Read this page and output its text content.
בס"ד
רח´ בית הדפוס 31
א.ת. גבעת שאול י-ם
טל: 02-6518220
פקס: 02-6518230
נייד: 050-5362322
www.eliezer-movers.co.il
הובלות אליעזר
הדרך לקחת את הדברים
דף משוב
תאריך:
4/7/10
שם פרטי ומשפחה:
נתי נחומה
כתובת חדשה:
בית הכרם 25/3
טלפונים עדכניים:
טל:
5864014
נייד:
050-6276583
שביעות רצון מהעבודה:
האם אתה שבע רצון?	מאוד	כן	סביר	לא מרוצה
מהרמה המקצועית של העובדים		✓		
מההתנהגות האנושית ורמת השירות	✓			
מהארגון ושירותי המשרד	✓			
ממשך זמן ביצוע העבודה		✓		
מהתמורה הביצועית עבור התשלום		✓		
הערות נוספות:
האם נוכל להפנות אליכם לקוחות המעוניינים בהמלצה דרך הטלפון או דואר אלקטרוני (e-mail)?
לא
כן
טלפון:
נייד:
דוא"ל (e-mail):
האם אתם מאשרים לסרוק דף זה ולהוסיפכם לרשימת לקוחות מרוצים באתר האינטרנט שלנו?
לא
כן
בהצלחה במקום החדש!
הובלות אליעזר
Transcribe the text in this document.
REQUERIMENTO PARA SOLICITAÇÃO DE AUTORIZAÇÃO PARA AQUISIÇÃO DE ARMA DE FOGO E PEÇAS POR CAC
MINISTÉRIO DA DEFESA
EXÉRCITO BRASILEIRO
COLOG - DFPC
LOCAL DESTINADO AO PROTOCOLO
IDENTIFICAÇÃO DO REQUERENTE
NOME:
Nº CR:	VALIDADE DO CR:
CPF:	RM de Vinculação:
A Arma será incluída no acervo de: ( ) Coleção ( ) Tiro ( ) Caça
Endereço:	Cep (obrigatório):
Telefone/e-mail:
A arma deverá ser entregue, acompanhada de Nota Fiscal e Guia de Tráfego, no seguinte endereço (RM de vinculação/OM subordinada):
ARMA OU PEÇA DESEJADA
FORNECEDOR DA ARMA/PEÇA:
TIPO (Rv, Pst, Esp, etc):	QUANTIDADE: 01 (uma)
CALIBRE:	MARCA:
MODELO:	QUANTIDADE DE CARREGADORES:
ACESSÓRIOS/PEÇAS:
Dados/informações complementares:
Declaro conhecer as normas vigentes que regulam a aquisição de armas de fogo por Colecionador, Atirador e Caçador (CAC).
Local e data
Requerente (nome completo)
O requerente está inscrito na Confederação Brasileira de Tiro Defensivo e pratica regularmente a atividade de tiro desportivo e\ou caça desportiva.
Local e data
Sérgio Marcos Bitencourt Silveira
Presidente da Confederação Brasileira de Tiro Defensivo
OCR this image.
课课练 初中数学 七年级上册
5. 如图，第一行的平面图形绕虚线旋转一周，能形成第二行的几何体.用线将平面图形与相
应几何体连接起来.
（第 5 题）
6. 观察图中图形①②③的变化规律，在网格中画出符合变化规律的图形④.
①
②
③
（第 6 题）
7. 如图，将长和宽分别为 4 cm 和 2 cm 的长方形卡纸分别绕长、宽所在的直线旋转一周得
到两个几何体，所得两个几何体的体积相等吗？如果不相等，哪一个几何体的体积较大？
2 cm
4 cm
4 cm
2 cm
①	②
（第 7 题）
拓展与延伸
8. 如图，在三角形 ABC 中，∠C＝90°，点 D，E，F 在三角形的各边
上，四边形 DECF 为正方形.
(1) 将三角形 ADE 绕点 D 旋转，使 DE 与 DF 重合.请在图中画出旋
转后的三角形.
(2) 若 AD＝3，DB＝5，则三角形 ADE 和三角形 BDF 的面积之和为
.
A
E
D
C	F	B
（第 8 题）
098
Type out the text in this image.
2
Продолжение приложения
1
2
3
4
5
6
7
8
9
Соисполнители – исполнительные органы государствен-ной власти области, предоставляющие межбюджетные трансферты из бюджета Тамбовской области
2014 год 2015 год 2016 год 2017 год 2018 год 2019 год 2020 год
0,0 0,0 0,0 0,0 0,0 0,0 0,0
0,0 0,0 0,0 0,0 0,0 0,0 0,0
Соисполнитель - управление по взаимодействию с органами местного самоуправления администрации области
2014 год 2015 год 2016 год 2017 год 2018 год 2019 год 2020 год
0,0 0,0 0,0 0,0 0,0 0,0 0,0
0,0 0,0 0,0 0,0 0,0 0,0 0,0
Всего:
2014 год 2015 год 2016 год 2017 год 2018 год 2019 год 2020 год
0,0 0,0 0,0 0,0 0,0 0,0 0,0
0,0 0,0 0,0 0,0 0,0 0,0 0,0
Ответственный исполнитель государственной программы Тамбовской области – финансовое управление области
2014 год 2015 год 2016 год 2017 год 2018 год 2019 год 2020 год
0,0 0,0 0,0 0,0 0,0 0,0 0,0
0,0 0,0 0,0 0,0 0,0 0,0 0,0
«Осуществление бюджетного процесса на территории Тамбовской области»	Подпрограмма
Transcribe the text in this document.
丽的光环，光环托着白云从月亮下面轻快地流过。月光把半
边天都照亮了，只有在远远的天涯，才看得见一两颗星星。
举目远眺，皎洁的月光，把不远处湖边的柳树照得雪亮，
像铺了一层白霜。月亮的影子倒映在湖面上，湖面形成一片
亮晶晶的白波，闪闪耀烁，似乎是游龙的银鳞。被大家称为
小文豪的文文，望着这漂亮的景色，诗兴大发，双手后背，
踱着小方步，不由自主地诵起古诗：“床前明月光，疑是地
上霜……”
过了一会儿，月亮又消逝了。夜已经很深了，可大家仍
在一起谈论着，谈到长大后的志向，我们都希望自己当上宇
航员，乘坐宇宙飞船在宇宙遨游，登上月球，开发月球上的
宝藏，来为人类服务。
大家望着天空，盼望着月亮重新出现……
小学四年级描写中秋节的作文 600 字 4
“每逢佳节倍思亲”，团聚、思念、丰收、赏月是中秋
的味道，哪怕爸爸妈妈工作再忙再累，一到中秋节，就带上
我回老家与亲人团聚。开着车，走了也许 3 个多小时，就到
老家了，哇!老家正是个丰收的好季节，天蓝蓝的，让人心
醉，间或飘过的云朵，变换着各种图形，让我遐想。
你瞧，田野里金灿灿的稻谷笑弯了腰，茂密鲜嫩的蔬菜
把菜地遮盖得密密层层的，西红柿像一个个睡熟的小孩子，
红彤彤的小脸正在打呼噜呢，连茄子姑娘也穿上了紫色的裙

********************

▸ SHORT EXERCISE: Copy every line that contains the string "Tiro".

▸ ANSWER TO THIS PROBLEM:
A Arma será incluída no acervo de: ( ) Coleção ( ) Tiro ( ) Caça
O requerente está inscrito na Confederação Brasileira de Tiro Defensivo e pratica regularmente a atividade de tiro desportivo e\ou caça desportiva.
Presidente da Confederação Brasileira de Tiro Defensivo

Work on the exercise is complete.